Extracted records:
********************

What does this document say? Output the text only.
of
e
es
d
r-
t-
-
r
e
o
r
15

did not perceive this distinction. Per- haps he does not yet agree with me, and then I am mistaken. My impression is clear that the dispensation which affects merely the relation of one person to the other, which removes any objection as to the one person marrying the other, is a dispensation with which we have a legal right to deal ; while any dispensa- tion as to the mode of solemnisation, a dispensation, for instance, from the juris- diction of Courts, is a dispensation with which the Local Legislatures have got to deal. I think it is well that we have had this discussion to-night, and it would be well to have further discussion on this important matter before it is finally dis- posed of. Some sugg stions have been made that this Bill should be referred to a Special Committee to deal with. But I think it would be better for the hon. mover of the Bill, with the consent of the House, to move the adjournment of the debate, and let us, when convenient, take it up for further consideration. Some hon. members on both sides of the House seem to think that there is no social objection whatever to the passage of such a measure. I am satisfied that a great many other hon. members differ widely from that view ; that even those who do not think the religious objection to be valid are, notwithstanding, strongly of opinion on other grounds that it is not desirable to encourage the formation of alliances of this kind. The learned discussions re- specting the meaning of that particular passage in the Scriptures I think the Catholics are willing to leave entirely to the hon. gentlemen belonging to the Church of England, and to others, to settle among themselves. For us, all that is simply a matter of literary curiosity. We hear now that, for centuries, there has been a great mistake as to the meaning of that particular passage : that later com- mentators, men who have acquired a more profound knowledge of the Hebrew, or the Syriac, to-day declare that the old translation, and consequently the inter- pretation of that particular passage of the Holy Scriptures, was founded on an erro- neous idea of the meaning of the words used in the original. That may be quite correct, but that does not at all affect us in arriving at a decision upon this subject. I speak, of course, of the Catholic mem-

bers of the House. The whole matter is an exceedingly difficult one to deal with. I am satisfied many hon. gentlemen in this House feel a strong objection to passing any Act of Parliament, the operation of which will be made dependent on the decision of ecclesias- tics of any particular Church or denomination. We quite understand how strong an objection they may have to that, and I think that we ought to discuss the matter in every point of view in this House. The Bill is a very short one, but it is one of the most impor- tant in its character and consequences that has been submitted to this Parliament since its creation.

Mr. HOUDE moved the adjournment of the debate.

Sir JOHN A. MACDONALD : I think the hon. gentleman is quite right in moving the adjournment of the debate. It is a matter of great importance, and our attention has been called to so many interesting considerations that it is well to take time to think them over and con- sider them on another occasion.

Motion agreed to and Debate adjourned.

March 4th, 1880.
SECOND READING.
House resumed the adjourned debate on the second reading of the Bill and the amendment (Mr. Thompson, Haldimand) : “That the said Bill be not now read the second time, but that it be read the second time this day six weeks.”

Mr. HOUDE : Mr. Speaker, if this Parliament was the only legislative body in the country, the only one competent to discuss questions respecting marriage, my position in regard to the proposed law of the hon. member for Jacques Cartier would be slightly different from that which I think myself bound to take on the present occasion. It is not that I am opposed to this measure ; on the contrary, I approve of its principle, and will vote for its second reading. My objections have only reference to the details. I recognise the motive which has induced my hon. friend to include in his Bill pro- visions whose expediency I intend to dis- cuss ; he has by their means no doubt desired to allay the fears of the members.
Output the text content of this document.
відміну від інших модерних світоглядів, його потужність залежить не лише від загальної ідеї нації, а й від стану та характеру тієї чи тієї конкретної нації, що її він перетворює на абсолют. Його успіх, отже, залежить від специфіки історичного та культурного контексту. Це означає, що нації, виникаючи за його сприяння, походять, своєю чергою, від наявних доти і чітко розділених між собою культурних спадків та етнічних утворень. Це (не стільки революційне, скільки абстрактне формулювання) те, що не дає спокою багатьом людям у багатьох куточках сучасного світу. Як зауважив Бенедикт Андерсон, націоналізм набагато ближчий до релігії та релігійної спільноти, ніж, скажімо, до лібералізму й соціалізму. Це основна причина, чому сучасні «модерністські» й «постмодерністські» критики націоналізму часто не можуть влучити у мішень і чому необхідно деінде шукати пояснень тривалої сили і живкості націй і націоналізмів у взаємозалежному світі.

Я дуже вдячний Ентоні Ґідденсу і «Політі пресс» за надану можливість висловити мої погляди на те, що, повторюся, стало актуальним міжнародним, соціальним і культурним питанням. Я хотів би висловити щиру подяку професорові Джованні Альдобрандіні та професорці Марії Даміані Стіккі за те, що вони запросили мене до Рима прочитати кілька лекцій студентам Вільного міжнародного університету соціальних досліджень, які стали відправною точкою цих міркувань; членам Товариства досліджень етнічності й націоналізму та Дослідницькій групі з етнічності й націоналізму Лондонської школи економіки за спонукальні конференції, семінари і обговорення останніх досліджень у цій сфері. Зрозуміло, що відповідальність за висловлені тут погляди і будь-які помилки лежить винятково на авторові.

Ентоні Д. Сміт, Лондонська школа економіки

********************

■ **Task brief**:
In the entries above, locate every line with the word "HOUDE" and copy it.

■ **Problem solution**:
Mr. HOUDE moved the adjournment of the debate.
Mr. HOUDE : Mr. Speaker, if this Parliament was the only legislative body in the country, the only one competent to discuss questions respecting marriage, my position in regard to the proposed law of the hon. member for Jacques Cartier would be slightly different from that which I think myself bound to take on the present occasion. It is not that I am opposed to this measure ; on the contrary, I approve of its principle, and will vote for its second reading. My objections have only reference to the details. I recognise the motive which has induced my hon. friend to include in his Bill pro- visions whose expediency I intend to dis- cuss ; he has by their means no doubt desired to allay the fears of the members.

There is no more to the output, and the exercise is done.